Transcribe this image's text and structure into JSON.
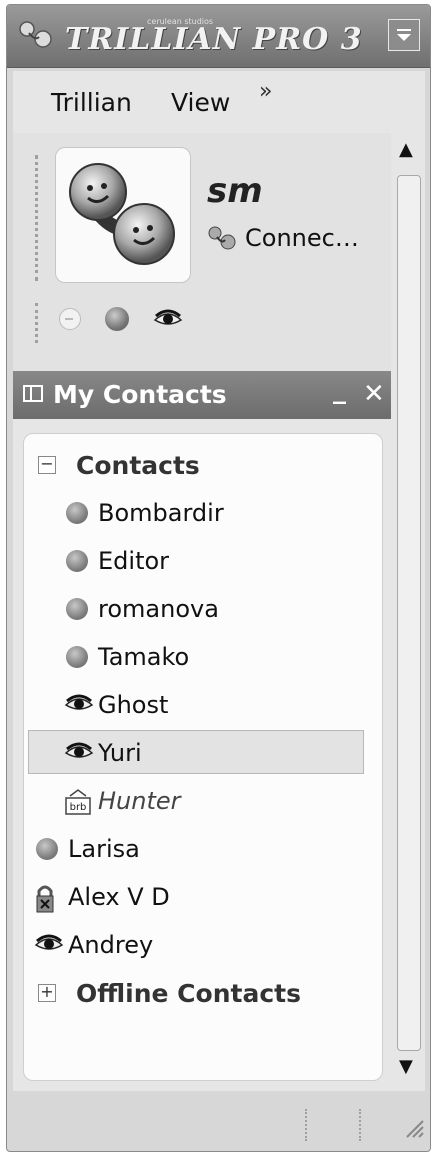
{
  "title_bar": {
    "logo_text": "TRILLIAN PRO 3",
    "logo_subtext": "cerulean studios",
    "menu_icon": "dropdown-menu-icon"
  },
  "menubar": {
    "items": [
      "Trillian",
      "View"
    ],
    "overflow": "»"
  },
  "profile": {
    "name": "sm",
    "status_text": "Connec…",
    "avatar_icon": "trillian-smiley-avatar-icon"
  },
  "contacts_window": {
    "title": "My Contacts",
    "minimize": "_",
    "close": "✕"
  },
  "contacts": [
    {
      "type": "group",
      "toggle": "−",
      "label": "Contacts"
    },
    {
      "type": "contact",
      "label": "Bombardir",
      "icon": "status-ball-icon"
    },
    {
      "type": "contact",
      "label": "Editor",
      "icon": "status-ball-icon"
    },
    {
      "type": "contact",
      "label": "romanova",
      "icon": "status-ball-icon"
    },
    {
      "type": "contact",
      "label": "Tamako",
      "icon": "status-ball-icon"
    },
    {
      "type": "contact",
      "label": "Ghost",
      "icon": "eye-icon"
    },
    {
      "type": "contact",
      "label": "Yuri",
      "icon": "eye-icon",
      "selected": true
    },
    {
      "type": "contact",
      "label": "Hunter",
      "icon": "brb-icon",
      "italic": true
    },
    {
      "type": "contact",
      "label": "Larisa",
      "icon": "status-ball-icon"
    },
    {
      "type": "contact",
      "label": "Alex V D",
      "icon": "lock-icon"
    },
    {
      "type": "contact",
      "label": "Andrey",
      "icon": "eye-icon"
    },
    {
      "type": "group",
      "toggle": "+",
      "label": "Offline Contacts"
    }
  ],
  "colors": {
    "frame": "#d7d7d7",
    "title_bar": "#7a7a7a",
    "list_bg": "#fcfcfc",
    "selection": "#e3e3e3"
  }
}
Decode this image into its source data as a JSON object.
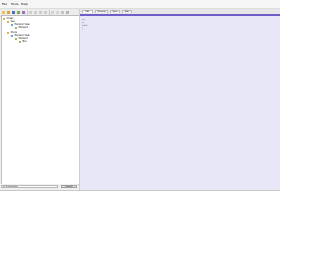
{
  "menubar": {
    "items": [
      "File",
      "Tools",
      "Help"
    ]
  },
  "tree": {
    "items": [
      {
        "label": "Ocean"
      },
      {
        "label": "Sea"
      },
      {
        "label": "Explorer View"
      },
      {
        "label": "Element"
      },
      {
        "label": "Shore"
      },
      {
        "label": "Explorer View"
      },
      {
        "label": "Element"
      },
      {
        "label": "Box"
      }
    ]
  },
  "statusbar": {
    "input_value": "sr 5 selections",
    "button_label": "Launch"
  },
  "tabs": {
    "items": [
      "Edit",
      "Preview",
      "Save",
      "Run"
    ]
  },
  "content": {
    "lines": [
      "x=",
      "a{",
      "  kd=4",
      "  }"
    ]
  }
}
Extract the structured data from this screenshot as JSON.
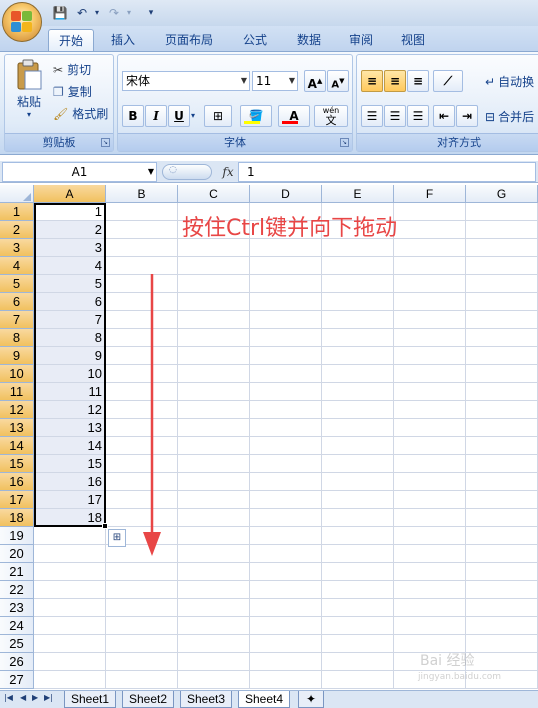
{
  "ribbon_tabs": [
    "开始",
    "插入",
    "页面布局",
    "公式",
    "数据",
    "审阅",
    "视图"
  ],
  "clipboard": {
    "paste_label": "粘贴",
    "cut_label": "剪切",
    "copy_label": "复制",
    "format_painter_label": "格式刷",
    "group_label": "剪贴板"
  },
  "font": {
    "font_name": "宋体",
    "font_size": "11",
    "bold": "B",
    "italic": "I",
    "underline": "U",
    "font_color_glyph": "A",
    "grow_glyph": "A",
    "shrink_glyph": "A",
    "phonetic_glyph": "wén",
    "phonetic_glyph_sub": "文",
    "group_label": "字体"
  },
  "alignment": {
    "wrap_label": "自动换",
    "merge_label": "合并后",
    "group_label": "对齐方式"
  },
  "formula_bar": {
    "name_box": "A1",
    "fx_label": "fx",
    "content": "1"
  },
  "columns": [
    "A",
    "B",
    "C",
    "D",
    "E",
    "F",
    "G"
  ],
  "rows": [
    "1",
    "2",
    "3",
    "4",
    "5",
    "6",
    "7",
    "8",
    "9",
    "10",
    "11",
    "12",
    "13",
    "14",
    "15",
    "16",
    "17",
    "18",
    "19",
    "20",
    "21",
    "22",
    "23",
    "24",
    "25",
    "26",
    "27"
  ],
  "column_a_values": [
    "1",
    "2",
    "3",
    "4",
    "5",
    "6",
    "7",
    "8",
    "9",
    "10",
    "11",
    "12",
    "13",
    "14",
    "15",
    "16",
    "17",
    "18"
  ],
  "annotation": "按住Ctrl键并向下拖动",
  "sheet_tabs": [
    "Sheet1",
    "Sheet2",
    "Sheet3",
    "Sheet4"
  ],
  "active_sheet": "Sheet4",
  "watermark": "Bai 经验",
  "watermark_sub": "jingyan.baidu.com",
  "colors": {
    "annotation": "#e84646",
    "selection_header": "#f1c15f",
    "accent": "#15428b"
  }
}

====

» Written instruction
From the material above, gather all lines that include the string "into" and copy them.

» Answer to this exercise
Transcribe this image's text and structure into JSON.
Decode this image into its source data as a JSON object.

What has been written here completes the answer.